• **AIM**: Go through the data below. List every line that holds the word "Real".

(Records about charts and figures)

-----

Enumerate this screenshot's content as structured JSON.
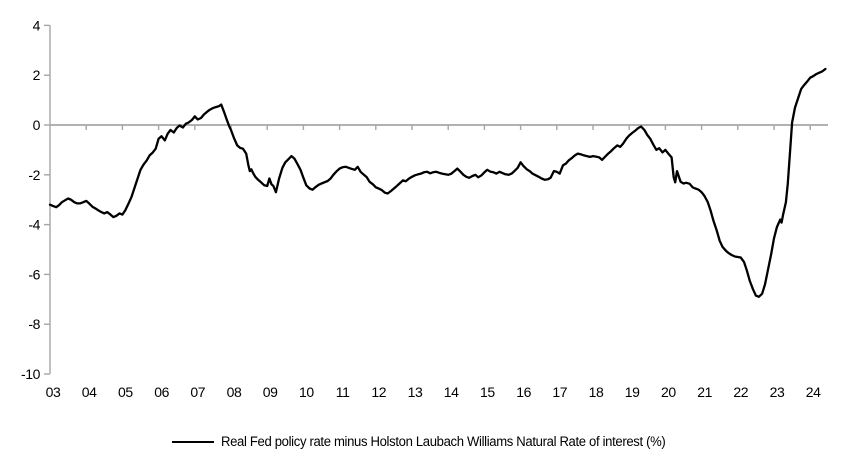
{
  "legend": {
    "series_label": "Real Fed policy rate minus Holston Laubach Williams Natural Rate of interest (%)"
  },
  "colors": {
    "series_line": "#000000",
    "axis_gray": "#a6a6a6",
    "background": "#ffffff",
    "tick_text": "#000000"
  },
  "chart_data": {
    "type": "line",
    "title": "",
    "xlabel": "",
    "ylabel": "",
    "ylim": [
      -10,
      4
    ],
    "xlim_years": [
      2003,
      2024.5
    ],
    "grid": "none",
    "zero_line": true,
    "legend_position": "bottom-center",
    "y_ticks": [
      4,
      2,
      0,
      -2,
      -4,
      -6,
      -8,
      -10
    ],
    "x_tick_labels": [
      "03",
      "04",
      "05",
      "06",
      "07",
      "08",
      "09",
      "10",
      "11",
      "12",
      "13",
      "14",
      "15",
      "16",
      "17",
      "18",
      "19",
      "20",
      "21",
      "22",
      "23",
      "24"
    ],
    "series": [
      {
        "name": "Real Fed policy rate minus Holston Laubach Williams Natural Rate of interest (%)",
        "color": "#000000",
        "points": [
          [
            2003.0,
            -3.2
          ],
          [
            2003.08,
            -3.25
          ],
          [
            2003.17,
            -3.3
          ],
          [
            2003.25,
            -3.22
          ],
          [
            2003.33,
            -3.1
          ],
          [
            2003.42,
            -3.02
          ],
          [
            2003.5,
            -2.95
          ],
          [
            2003.58,
            -3.0
          ],
          [
            2003.67,
            -3.1
          ],
          [
            2003.75,
            -3.15
          ],
          [
            2003.83,
            -3.15
          ],
          [
            2003.92,
            -3.1
          ],
          [
            2004.0,
            -3.05
          ],
          [
            2004.08,
            -3.15
          ],
          [
            2004.17,
            -3.28
          ],
          [
            2004.25,
            -3.35
          ],
          [
            2004.33,
            -3.42
          ],
          [
            2004.42,
            -3.5
          ],
          [
            2004.5,
            -3.55
          ],
          [
            2004.58,
            -3.5
          ],
          [
            2004.67,
            -3.6
          ],
          [
            2004.75,
            -3.7
          ],
          [
            2004.83,
            -3.65
          ],
          [
            2004.92,
            -3.55
          ],
          [
            2005.0,
            -3.6
          ],
          [
            2005.08,
            -3.42
          ],
          [
            2005.17,
            -3.15
          ],
          [
            2005.25,
            -2.9
          ],
          [
            2005.33,
            -2.55
          ],
          [
            2005.42,
            -2.15
          ],
          [
            2005.5,
            -1.8
          ],
          [
            2005.58,
            -1.6
          ],
          [
            2005.67,
            -1.42
          ],
          [
            2005.75,
            -1.22
          ],
          [
            2005.83,
            -1.12
          ],
          [
            2005.92,
            -0.95
          ],
          [
            2006.0,
            -0.55
          ],
          [
            2006.08,
            -0.45
          ],
          [
            2006.17,
            -0.62
          ],
          [
            2006.25,
            -0.35
          ],
          [
            2006.33,
            -0.2
          ],
          [
            2006.42,
            -0.3
          ],
          [
            2006.5,
            -0.12
          ],
          [
            2006.58,
            -0.02
          ],
          [
            2006.67,
            -0.1
          ],
          [
            2006.75,
            0.05
          ],
          [
            2006.83,
            0.1
          ],
          [
            2006.92,
            0.2
          ],
          [
            2007.0,
            0.35
          ],
          [
            2007.08,
            0.22
          ],
          [
            2007.17,
            0.28
          ],
          [
            2007.25,
            0.42
          ],
          [
            2007.33,
            0.52
          ],
          [
            2007.42,
            0.62
          ],
          [
            2007.5,
            0.68
          ],
          [
            2007.58,
            0.72
          ],
          [
            2007.67,
            0.76
          ],
          [
            2007.73,
            0.82
          ],
          [
            2007.8,
            0.55
          ],
          [
            2007.88,
            0.22
          ],
          [
            2007.95,
            -0.05
          ],
          [
            2008.0,
            -0.2
          ],
          [
            2008.08,
            -0.52
          ],
          [
            2008.17,
            -0.82
          ],
          [
            2008.25,
            -0.92
          ],
          [
            2008.33,
            -0.95
          ],
          [
            2008.42,
            -1.15
          ],
          [
            2008.48,
            -1.62
          ],
          [
            2008.52,
            -1.85
          ],
          [
            2008.56,
            -1.78
          ],
          [
            2008.62,
            -1.95
          ],
          [
            2008.67,
            -2.08
          ],
          [
            2008.75,
            -2.2
          ],
          [
            2008.83,
            -2.3
          ],
          [
            2008.92,
            -2.42
          ],
          [
            2009.0,
            -2.45
          ],
          [
            2009.06,
            -2.15
          ],
          [
            2009.12,
            -2.38
          ],
          [
            2009.17,
            -2.45
          ],
          [
            2009.24,
            -2.7
          ],
          [
            2009.33,
            -2.15
          ],
          [
            2009.42,
            -1.72
          ],
          [
            2009.5,
            -1.5
          ],
          [
            2009.58,
            -1.38
          ],
          [
            2009.67,
            -1.25
          ],
          [
            2009.75,
            -1.35
          ],
          [
            2009.83,
            -1.55
          ],
          [
            2009.92,
            -1.8
          ],
          [
            2010.0,
            -2.12
          ],
          [
            2010.08,
            -2.42
          ],
          [
            2010.17,
            -2.55
          ],
          [
            2010.25,
            -2.6
          ],
          [
            2010.33,
            -2.5
          ],
          [
            2010.42,
            -2.4
          ],
          [
            2010.5,
            -2.35
          ],
          [
            2010.58,
            -2.3
          ],
          [
            2010.67,
            -2.25
          ],
          [
            2010.75,
            -2.15
          ],
          [
            2010.83,
            -2.0
          ],
          [
            2010.92,
            -1.85
          ],
          [
            2011.0,
            -1.75
          ],
          [
            2011.08,
            -1.7
          ],
          [
            2011.17,
            -1.68
          ],
          [
            2011.25,
            -1.72
          ],
          [
            2011.33,
            -1.76
          ],
          [
            2011.42,
            -1.8
          ],
          [
            2011.5,
            -1.68
          ],
          [
            2011.58,
            -1.88
          ],
          [
            2011.67,
            -2.0
          ],
          [
            2011.75,
            -2.1
          ],
          [
            2011.83,
            -2.28
          ],
          [
            2011.92,
            -2.38
          ],
          [
            2012.0,
            -2.5
          ],
          [
            2012.08,
            -2.55
          ],
          [
            2012.17,
            -2.62
          ],
          [
            2012.25,
            -2.72
          ],
          [
            2012.33,
            -2.75
          ],
          [
            2012.42,
            -2.65
          ],
          [
            2012.5,
            -2.55
          ],
          [
            2012.58,
            -2.45
          ],
          [
            2012.67,
            -2.33
          ],
          [
            2012.75,
            -2.22
          ],
          [
            2012.83,
            -2.26
          ],
          [
            2012.92,
            -2.15
          ],
          [
            2013.0,
            -2.08
          ],
          [
            2013.08,
            -2.02
          ],
          [
            2013.17,
            -1.98
          ],
          [
            2013.25,
            -1.95
          ],
          [
            2013.33,
            -1.9
          ],
          [
            2013.42,
            -1.88
          ],
          [
            2013.5,
            -1.94
          ],
          [
            2013.58,
            -1.9
          ],
          [
            2013.67,
            -1.88
          ],
          [
            2013.75,
            -1.92
          ],
          [
            2013.83,
            -1.95
          ],
          [
            2013.92,
            -1.98
          ],
          [
            2014.0,
            -2.0
          ],
          [
            2014.08,
            -1.96
          ],
          [
            2014.17,
            -1.85
          ],
          [
            2014.25,
            -1.75
          ],
          [
            2014.33,
            -1.86
          ],
          [
            2014.42,
            -2.0
          ],
          [
            2014.5,
            -2.08
          ],
          [
            2014.58,
            -2.12
          ],
          [
            2014.67,
            -2.05
          ],
          [
            2014.75,
            -2.0
          ],
          [
            2014.83,
            -2.1
          ],
          [
            2014.92,
            -2.02
          ],
          [
            2015.0,
            -1.9
          ],
          [
            2015.08,
            -1.8
          ],
          [
            2015.17,
            -1.88
          ],
          [
            2015.25,
            -1.9
          ],
          [
            2015.33,
            -1.95
          ],
          [
            2015.42,
            -1.88
          ],
          [
            2015.5,
            -1.93
          ],
          [
            2015.58,
            -1.98
          ],
          [
            2015.67,
            -2.0
          ],
          [
            2015.75,
            -1.95
          ],
          [
            2015.83,
            -1.85
          ],
          [
            2015.92,
            -1.72
          ],
          [
            2016.0,
            -1.5
          ],
          [
            2016.08,
            -1.65
          ],
          [
            2016.17,
            -1.78
          ],
          [
            2016.25,
            -1.85
          ],
          [
            2016.33,
            -1.95
          ],
          [
            2016.42,
            -2.02
          ],
          [
            2016.5,
            -2.08
          ],
          [
            2016.58,
            -2.15
          ],
          [
            2016.67,
            -2.2
          ],
          [
            2016.75,
            -2.18
          ],
          [
            2016.83,
            -2.12
          ],
          [
            2016.92,
            -1.85
          ],
          [
            2017.0,
            -1.88
          ],
          [
            2017.08,
            -1.95
          ],
          [
            2017.17,
            -1.62
          ],
          [
            2017.25,
            -1.55
          ],
          [
            2017.33,
            -1.42
          ],
          [
            2017.42,
            -1.32
          ],
          [
            2017.5,
            -1.22
          ],
          [
            2017.58,
            -1.15
          ],
          [
            2017.67,
            -1.18
          ],
          [
            2017.75,
            -1.22
          ],
          [
            2017.83,
            -1.25
          ],
          [
            2017.92,
            -1.28
          ],
          [
            2018.0,
            -1.25
          ],
          [
            2018.08,
            -1.27
          ],
          [
            2018.17,
            -1.3
          ],
          [
            2018.25,
            -1.4
          ],
          [
            2018.33,
            -1.28
          ],
          [
            2018.42,
            -1.15
          ],
          [
            2018.5,
            -1.05
          ],
          [
            2018.58,
            -0.93
          ],
          [
            2018.67,
            -0.82
          ],
          [
            2018.75,
            -0.88
          ],
          [
            2018.83,
            -0.75
          ],
          [
            2018.92,
            -0.55
          ],
          [
            2019.0,
            -0.42
          ],
          [
            2019.08,
            -0.32
          ],
          [
            2019.17,
            -0.22
          ],
          [
            2019.25,
            -0.12
          ],
          [
            2019.33,
            -0.06
          ],
          [
            2019.42,
            -0.2
          ],
          [
            2019.5,
            -0.4
          ],
          [
            2019.58,
            -0.55
          ],
          [
            2019.67,
            -0.8
          ],
          [
            2019.75,
            -1.0
          ],
          [
            2019.83,
            -0.93
          ],
          [
            2019.92,
            -1.1
          ],
          [
            2020.0,
            -1.0
          ],
          [
            2020.08,
            -1.15
          ],
          [
            2020.17,
            -1.3
          ],
          [
            2020.23,
            -2.1
          ],
          [
            2020.27,
            -2.3
          ],
          [
            2020.32,
            -1.85
          ],
          [
            2020.42,
            -2.28
          ],
          [
            2020.5,
            -2.35
          ],
          [
            2020.58,
            -2.32
          ],
          [
            2020.67,
            -2.36
          ],
          [
            2020.75,
            -2.5
          ],
          [
            2020.83,
            -2.55
          ],
          [
            2020.92,
            -2.6
          ],
          [
            2021.0,
            -2.7
          ],
          [
            2021.08,
            -2.85
          ],
          [
            2021.17,
            -3.1
          ],
          [
            2021.25,
            -3.45
          ],
          [
            2021.33,
            -3.85
          ],
          [
            2021.42,
            -4.25
          ],
          [
            2021.5,
            -4.65
          ],
          [
            2021.58,
            -4.9
          ],
          [
            2021.67,
            -5.05
          ],
          [
            2021.75,
            -5.15
          ],
          [
            2021.83,
            -5.22
          ],
          [
            2021.92,
            -5.28
          ],
          [
            2022.0,
            -5.3
          ],
          [
            2022.08,
            -5.32
          ],
          [
            2022.17,
            -5.5
          ],
          [
            2022.25,
            -5.85
          ],
          [
            2022.33,
            -6.25
          ],
          [
            2022.42,
            -6.6
          ],
          [
            2022.5,
            -6.85
          ],
          [
            2022.58,
            -6.9
          ],
          [
            2022.67,
            -6.78
          ],
          [
            2022.75,
            -6.4
          ],
          [
            2022.83,
            -5.85
          ],
          [
            2022.92,
            -5.2
          ],
          [
            2023.0,
            -4.55
          ],
          [
            2023.08,
            -4.1
          ],
          [
            2023.17,
            -3.8
          ],
          [
            2023.21,
            -3.92
          ],
          [
            2023.25,
            -3.6
          ],
          [
            2023.33,
            -3.1
          ],
          [
            2023.38,
            -2.35
          ],
          [
            2023.42,
            -1.55
          ],
          [
            2023.46,
            -0.7
          ],
          [
            2023.5,
            0.1
          ],
          [
            2023.58,
            0.7
          ],
          [
            2023.67,
            1.1
          ],
          [
            2023.75,
            1.45
          ],
          [
            2023.83,
            1.6
          ],
          [
            2023.92,
            1.75
          ],
          [
            2024.0,
            1.9
          ],
          [
            2024.08,
            1.96
          ],
          [
            2024.17,
            2.05
          ],
          [
            2024.25,
            2.1
          ],
          [
            2024.33,
            2.15
          ],
          [
            2024.42,
            2.25
          ]
        ]
      }
    ]
  }
}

-----

• **SOLVED EXERCISE**:
    "series_label": "Real Fed policy rate minus Holston Laubach Williams Natural Rate of interest (%)"
        "name": "Real Fed policy rate minus Holston Laubach Williams Natural Rate of interest (%)",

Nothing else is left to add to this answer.